→ **Data records**:
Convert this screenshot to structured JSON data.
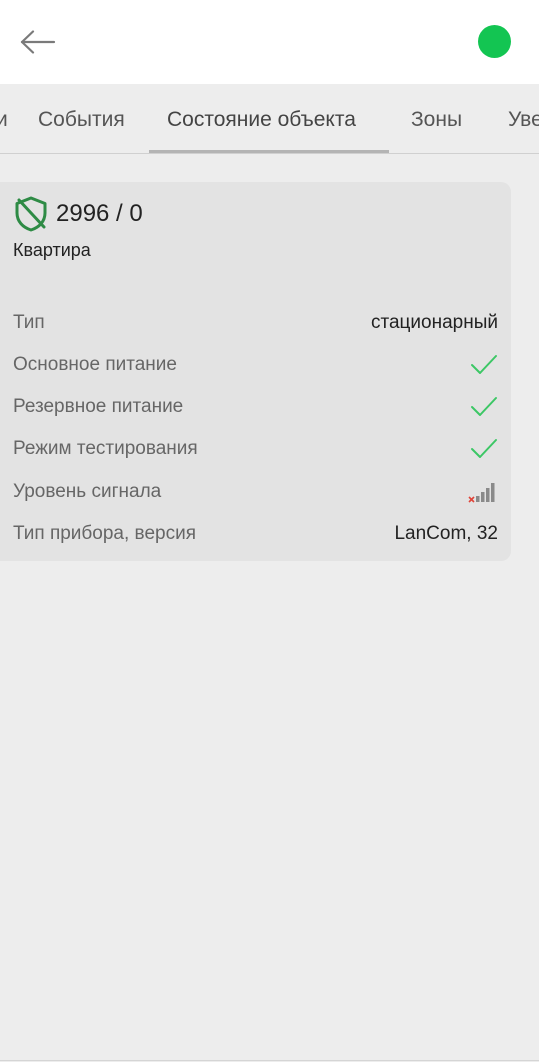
{
  "colors": {
    "status_online": "#13c552",
    "shield": "#2e8b45",
    "check": "#3cc765",
    "signal_bars": "#8a8a8a",
    "signal_cross": "#e0453a"
  },
  "appbar": {
    "back_icon": "arrow-left-icon",
    "status": "online"
  },
  "tabs": [
    {
      "label": "и"
    },
    {
      "label": "События"
    },
    {
      "label": "Состояние объекта",
      "active": true
    },
    {
      "label": "Зоны"
    },
    {
      "label": "Уве"
    }
  ],
  "card": {
    "icon": "shield-icon",
    "number": "2996 / 0",
    "name": "Квартира",
    "rows": [
      {
        "label": "Тип",
        "value": "стационарный"
      },
      {
        "label": "Основное питание",
        "icon": "check-icon"
      },
      {
        "label": "Резервное питание",
        "icon": "check-icon"
      },
      {
        "label": "Режим тестирования",
        "icon": "check-icon"
      },
      {
        "label": "Уровень сигнала",
        "icon": "signal-no-connection-icon"
      },
      {
        "label": "Тип прибора, версия",
        "value": "LanCom, 32"
      }
    ]
  }
}
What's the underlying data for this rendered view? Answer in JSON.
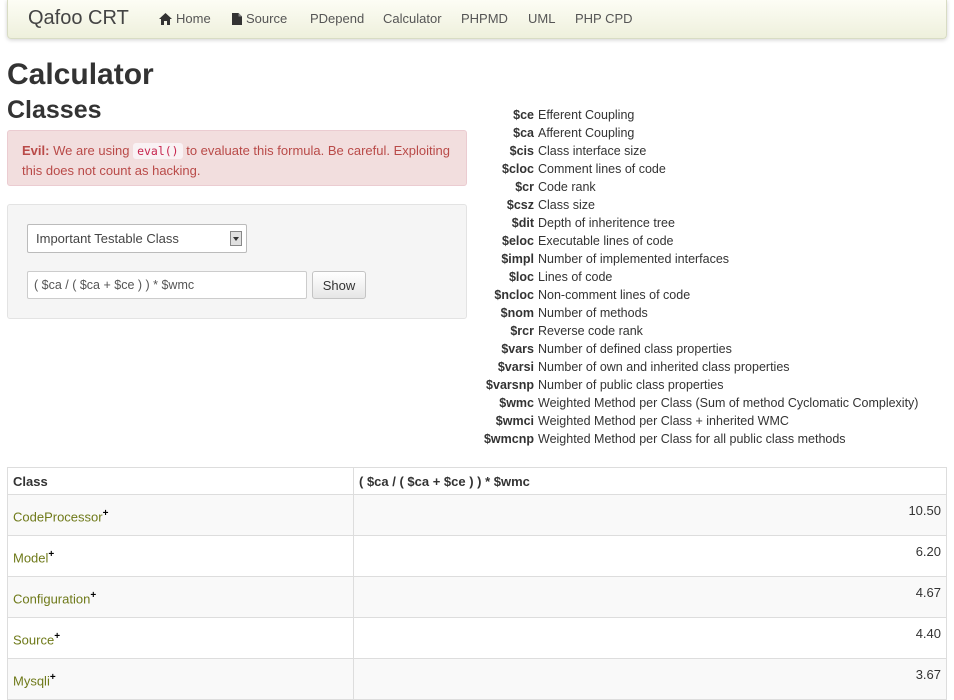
{
  "navbar": {
    "brand": "Qafoo CRT",
    "items": [
      {
        "label": "Home",
        "icon": "home-icon"
      },
      {
        "label": "Source",
        "icon": "file-icon"
      },
      {
        "label": "PDepend",
        "icon": ""
      },
      {
        "label": "Calculator",
        "icon": ""
      },
      {
        "label": "PHPMD",
        "icon": ""
      },
      {
        "label": "UML",
        "icon": ""
      },
      {
        "label": "PHP CPD",
        "icon": ""
      }
    ]
  },
  "page": {
    "title": "Calculator",
    "subtitle": "Classes"
  },
  "alert": {
    "strong": "Evil:",
    "text_before": " We are using ",
    "code": "eval()",
    "text_after": " to evaluate this formula. Be careful. Exploiting this does not count as hacking."
  },
  "form": {
    "select_value": "Important Testable Class",
    "formula_value": "( $ca / ( $ca + $ce ) ) * $wmc",
    "show_label": "Show"
  },
  "legend": [
    {
      "key": "$ce",
      "desc": "Efferent Coupling"
    },
    {
      "key": "$ca",
      "desc": "Afferent Coupling"
    },
    {
      "key": "$cis",
      "desc": "Class interface size"
    },
    {
      "key": "$cloc",
      "desc": "Comment lines of code"
    },
    {
      "key": "$cr",
      "desc": "Code rank"
    },
    {
      "key": "$csz",
      "desc": "Class size"
    },
    {
      "key": "$dit",
      "desc": "Depth of inheritence tree"
    },
    {
      "key": "$eloc",
      "desc": "Executable lines of code"
    },
    {
      "key": "$impl",
      "desc": "Number of implemented interfaces"
    },
    {
      "key": "$loc",
      "desc": "Lines of code"
    },
    {
      "key": "$ncloc",
      "desc": "Non-comment lines of code"
    },
    {
      "key": "$nom",
      "desc": "Number of methods"
    },
    {
      "key": "$rcr",
      "desc": "Reverse code rank"
    },
    {
      "key": "$vars",
      "desc": "Number of defined class properties"
    },
    {
      "key": "$varsi",
      "desc": "Number of own and inherited class properties"
    },
    {
      "key": "$varsnp",
      "desc": "Number of public class properties"
    },
    {
      "key": "$wmc",
      "desc": "Weighted Method per Class (Sum of method Cyclomatic Complexity)"
    },
    {
      "key": "$wmci",
      "desc": "Weighted Method per Class + inherited WMC"
    },
    {
      "key": "$wmcnp",
      "desc": "Weighted Method per Class for all public class methods"
    }
  ],
  "table": {
    "headers": [
      "Class",
      "( $ca / ( $ca + $ce ) ) * $wmc"
    ],
    "rows": [
      {
        "name": "CodeProcessor",
        "sup": "+",
        "value": "10.50"
      },
      {
        "name": "Model",
        "sup": "+",
        "value": "6.20"
      },
      {
        "name": "Configuration",
        "sup": "+",
        "value": "4.67"
      },
      {
        "name": "Source",
        "sup": "+",
        "value": "4.40"
      },
      {
        "name": "Mysqli",
        "sup": "+",
        "value": "3.67"
      }
    ]
  }
}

→ **Required work**:
Make an exact copy of the data above, pictures excluded.

→ **Written answer**:
Convert this screenshot to structured JSON data.
{
  "colors": {
    "status_online": "#13c552",
    "shield": "#2e8b45",
    "check": "#3cc765",
    "signal_bars": "#8a8a8a",
    "signal_cross": "#e0453a"
  },
  "appbar": {
    "back_icon": "arrow-left-icon",
    "status": "online"
  },
  "tabs": [
    {
      "label": "и"
    },
    {
      "label": "События"
    },
    {
      "label": "Состояние объекта",
      "active": true
    },
    {
      "label": "Зоны"
    },
    {
      "label": "Уве"
    }
  ],
  "card": {
    "icon": "shield-icon",
    "number": "2996 / 0",
    "name": "Квартира",
    "rows": [
      {
        "label": "Тип",
        "value": "стационарный"
      },
      {
        "label": "Основное питание",
        "icon": "check-icon"
      },
      {
        "label": "Резервное питание",
        "icon": "check-icon"
      },
      {
        "label": "Режим тестирования",
        "icon": "check-icon"
      },
      {
        "label": "Уровень сигнала",
        "icon": "signal-no-connection-icon"
      },
      {
        "label": "Тип прибора, версия",
        "value": "LanCom, 32"
      }
    ]
  }
}
What's the underlying data for this rendered view? Answer in JSON.
{
  "navbar": {
    "brand": "Qafoo CRT",
    "items": [
      {
        "label": "Home",
        "icon": "home-icon"
      },
      {
        "label": "Source",
        "icon": "file-icon"
      },
      {
        "label": "PDepend",
        "icon": ""
      },
      {
        "label": "Calculator",
        "icon": ""
      },
      {
        "label": "PHPMD",
        "icon": ""
      },
      {
        "label": "UML",
        "icon": ""
      },
      {
        "label": "PHP CPD",
        "icon": ""
      }
    ]
  },
  "page": {
    "title": "Calculator",
    "subtitle": "Classes"
  },
  "alert": {
    "strong": "Evil:",
    "text_before": " We are using ",
    "code": "eval()",
    "text_after": " to evaluate this formula. Be careful. Exploiting this does not count as hacking."
  },
  "form": {
    "select_value": "Important Testable Class",
    "formula_value": "( $ca / ( $ca + $ce ) ) * $wmc",
    "show_label": "Show"
  },
  "legend": [
    {
      "key": "$ce",
      "desc": "Efferent Coupling"
    },
    {
      "key": "$ca",
      "desc": "Afferent Coupling"
    },
    {
      "key": "$cis",
      "desc": "Class interface size"
    },
    {
      "key": "$cloc",
      "desc": "Comment lines of code"
    },
    {
      "key": "$cr",
      "desc": "Code rank"
    },
    {
      "key": "$csz",
      "desc": "Class size"
    },
    {
      "key": "$dit",
      "desc": "Depth of inheritence tree"
    },
    {
      "key": "$eloc",
      "desc": "Executable lines of code"
    },
    {
      "key": "$impl",
      "desc": "Number of implemented interfaces"
    },
    {
      "key": "$loc",
      "desc": "Lines of code"
    },
    {
      "key": "$ncloc",
      "desc": "Non-comment lines of code"
    },
    {
      "key": "$nom",
      "desc": "Number of methods"
    },
    {
      "key": "$rcr",
      "desc": "Reverse code rank"
    },
    {
      "key": "$vars",
      "desc": "Number of defined class properties"
    },
    {
      "key": "$varsi",
      "desc": "Number of own and inherited class properties"
    },
    {
      "key": "$varsnp",
      "desc": "Number of public class properties"
    },
    {
      "key": "$wmc",
      "desc": "Weighted Method per Class (Sum of method Cyclomatic Complexity)"
    },
    {
      "key": "$wmci",
      "desc": "Weighted Method per Class + inherited WMC"
    },
    {
      "key": "$wmcnp",
      "desc": "Weighted Method per Class for all public class methods"
    }
  ],
  "table": {
    "headers": [
      "Class",
      "( $ca / ( $ca + $ce ) ) * $wmc"
    ],
    "rows": [
      {
        "name": "CodeProcessor",
        "sup": "+",
        "value": "10.50"
      },
      {
        "name": "Model",
        "sup": "+",
        "value": "6.20"
      },
      {
        "name": "Configuration",
        "sup": "+",
        "value": "4.67"
      },
      {
        "name": "Source",
        "sup": "+",
        "value": "4.40"
      },
      {
        "name": "Mysqli",
        "sup": "+",
        "value": "3.67"
      }
    ]
  }
}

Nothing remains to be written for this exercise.